Copy every line from the data below in which the string "reason" can be found.

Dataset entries
┌──
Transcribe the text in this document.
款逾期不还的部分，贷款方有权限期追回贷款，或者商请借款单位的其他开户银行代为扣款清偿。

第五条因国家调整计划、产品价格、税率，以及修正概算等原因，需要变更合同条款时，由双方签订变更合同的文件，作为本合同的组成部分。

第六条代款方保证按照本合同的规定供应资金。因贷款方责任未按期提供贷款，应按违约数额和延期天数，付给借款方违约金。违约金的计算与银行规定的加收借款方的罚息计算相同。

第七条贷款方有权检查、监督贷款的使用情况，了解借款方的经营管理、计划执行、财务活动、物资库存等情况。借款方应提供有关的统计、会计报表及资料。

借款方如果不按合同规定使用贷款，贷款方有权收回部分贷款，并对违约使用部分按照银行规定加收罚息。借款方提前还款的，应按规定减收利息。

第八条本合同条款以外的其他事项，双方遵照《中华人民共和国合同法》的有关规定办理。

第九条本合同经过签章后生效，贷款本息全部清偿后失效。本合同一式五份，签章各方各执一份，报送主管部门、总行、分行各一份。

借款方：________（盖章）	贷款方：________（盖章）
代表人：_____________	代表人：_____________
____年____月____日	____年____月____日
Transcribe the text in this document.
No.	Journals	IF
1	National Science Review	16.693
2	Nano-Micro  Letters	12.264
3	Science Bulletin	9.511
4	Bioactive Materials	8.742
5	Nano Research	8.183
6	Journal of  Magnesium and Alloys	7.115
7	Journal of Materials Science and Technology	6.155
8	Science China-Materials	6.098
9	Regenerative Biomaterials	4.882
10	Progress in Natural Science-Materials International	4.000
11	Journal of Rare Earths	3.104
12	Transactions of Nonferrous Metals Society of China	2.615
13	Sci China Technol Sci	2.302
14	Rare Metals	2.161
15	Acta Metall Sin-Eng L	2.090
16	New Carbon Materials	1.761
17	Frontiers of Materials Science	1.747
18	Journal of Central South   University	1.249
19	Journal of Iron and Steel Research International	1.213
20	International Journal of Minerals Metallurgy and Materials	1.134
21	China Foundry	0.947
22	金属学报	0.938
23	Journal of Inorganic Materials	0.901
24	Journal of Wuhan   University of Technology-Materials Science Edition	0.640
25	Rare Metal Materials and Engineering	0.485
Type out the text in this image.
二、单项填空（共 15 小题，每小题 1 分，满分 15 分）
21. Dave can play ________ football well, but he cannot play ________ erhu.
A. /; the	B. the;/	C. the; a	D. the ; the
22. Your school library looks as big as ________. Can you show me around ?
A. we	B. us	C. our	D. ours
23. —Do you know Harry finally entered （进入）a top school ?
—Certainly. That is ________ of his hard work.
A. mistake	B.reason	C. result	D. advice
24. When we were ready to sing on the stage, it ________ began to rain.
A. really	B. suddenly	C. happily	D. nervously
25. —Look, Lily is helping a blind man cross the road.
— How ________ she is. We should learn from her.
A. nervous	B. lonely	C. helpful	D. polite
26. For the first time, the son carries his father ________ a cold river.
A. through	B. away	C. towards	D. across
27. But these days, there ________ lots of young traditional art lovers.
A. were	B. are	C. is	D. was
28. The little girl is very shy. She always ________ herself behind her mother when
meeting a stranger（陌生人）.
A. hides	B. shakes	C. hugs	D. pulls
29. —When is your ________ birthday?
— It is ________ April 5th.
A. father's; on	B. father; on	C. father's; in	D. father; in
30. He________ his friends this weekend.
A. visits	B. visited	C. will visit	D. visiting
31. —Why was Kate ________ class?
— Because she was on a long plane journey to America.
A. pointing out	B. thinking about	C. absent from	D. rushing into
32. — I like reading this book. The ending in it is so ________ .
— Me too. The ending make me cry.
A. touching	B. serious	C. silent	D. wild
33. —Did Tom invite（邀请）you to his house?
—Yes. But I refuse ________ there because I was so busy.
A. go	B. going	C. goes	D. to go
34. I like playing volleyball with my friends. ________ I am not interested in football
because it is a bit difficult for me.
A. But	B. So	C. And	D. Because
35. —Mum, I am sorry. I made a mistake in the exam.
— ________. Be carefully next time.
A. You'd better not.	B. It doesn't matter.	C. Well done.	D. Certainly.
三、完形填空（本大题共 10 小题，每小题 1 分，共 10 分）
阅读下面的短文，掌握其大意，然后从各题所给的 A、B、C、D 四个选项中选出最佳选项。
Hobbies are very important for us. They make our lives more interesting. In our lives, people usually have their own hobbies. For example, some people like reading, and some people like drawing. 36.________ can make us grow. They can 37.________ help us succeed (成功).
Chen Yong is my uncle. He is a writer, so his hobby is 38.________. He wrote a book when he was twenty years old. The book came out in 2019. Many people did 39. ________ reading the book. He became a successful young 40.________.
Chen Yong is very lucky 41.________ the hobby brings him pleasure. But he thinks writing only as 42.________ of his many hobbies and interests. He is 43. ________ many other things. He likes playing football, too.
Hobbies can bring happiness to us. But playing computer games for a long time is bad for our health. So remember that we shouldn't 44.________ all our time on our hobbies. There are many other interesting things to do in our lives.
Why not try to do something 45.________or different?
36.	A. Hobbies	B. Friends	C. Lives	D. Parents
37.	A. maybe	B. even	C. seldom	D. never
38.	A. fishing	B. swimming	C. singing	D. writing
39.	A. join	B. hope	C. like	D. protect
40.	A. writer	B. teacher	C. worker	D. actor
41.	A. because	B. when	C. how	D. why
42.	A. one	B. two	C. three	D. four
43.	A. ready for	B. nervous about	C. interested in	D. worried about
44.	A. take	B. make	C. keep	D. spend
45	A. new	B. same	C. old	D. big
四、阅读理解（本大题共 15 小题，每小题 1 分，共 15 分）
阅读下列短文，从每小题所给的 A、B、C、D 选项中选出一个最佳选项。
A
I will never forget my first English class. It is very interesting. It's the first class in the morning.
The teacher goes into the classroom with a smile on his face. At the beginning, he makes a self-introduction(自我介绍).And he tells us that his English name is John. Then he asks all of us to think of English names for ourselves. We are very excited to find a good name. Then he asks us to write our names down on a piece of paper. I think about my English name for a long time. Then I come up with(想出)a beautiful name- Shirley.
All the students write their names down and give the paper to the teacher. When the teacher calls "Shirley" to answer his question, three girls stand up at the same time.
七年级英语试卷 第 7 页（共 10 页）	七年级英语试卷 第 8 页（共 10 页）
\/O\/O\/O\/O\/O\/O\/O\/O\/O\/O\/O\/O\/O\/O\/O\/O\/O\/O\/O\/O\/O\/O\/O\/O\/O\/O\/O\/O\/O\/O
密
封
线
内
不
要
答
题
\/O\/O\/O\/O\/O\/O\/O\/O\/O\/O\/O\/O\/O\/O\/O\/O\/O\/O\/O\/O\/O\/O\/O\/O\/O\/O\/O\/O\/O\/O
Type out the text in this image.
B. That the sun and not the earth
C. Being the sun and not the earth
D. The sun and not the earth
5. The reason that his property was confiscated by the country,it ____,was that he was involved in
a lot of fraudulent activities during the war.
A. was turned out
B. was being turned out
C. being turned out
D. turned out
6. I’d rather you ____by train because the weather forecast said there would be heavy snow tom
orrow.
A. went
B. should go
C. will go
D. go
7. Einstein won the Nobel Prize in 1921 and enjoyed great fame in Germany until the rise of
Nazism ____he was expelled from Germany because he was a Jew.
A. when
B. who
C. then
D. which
└──
*Response below:*
A. mistake	B.reason	C. result	D. advice
5. The reason that his property was confiscated by the country,it ____,was that he was involved in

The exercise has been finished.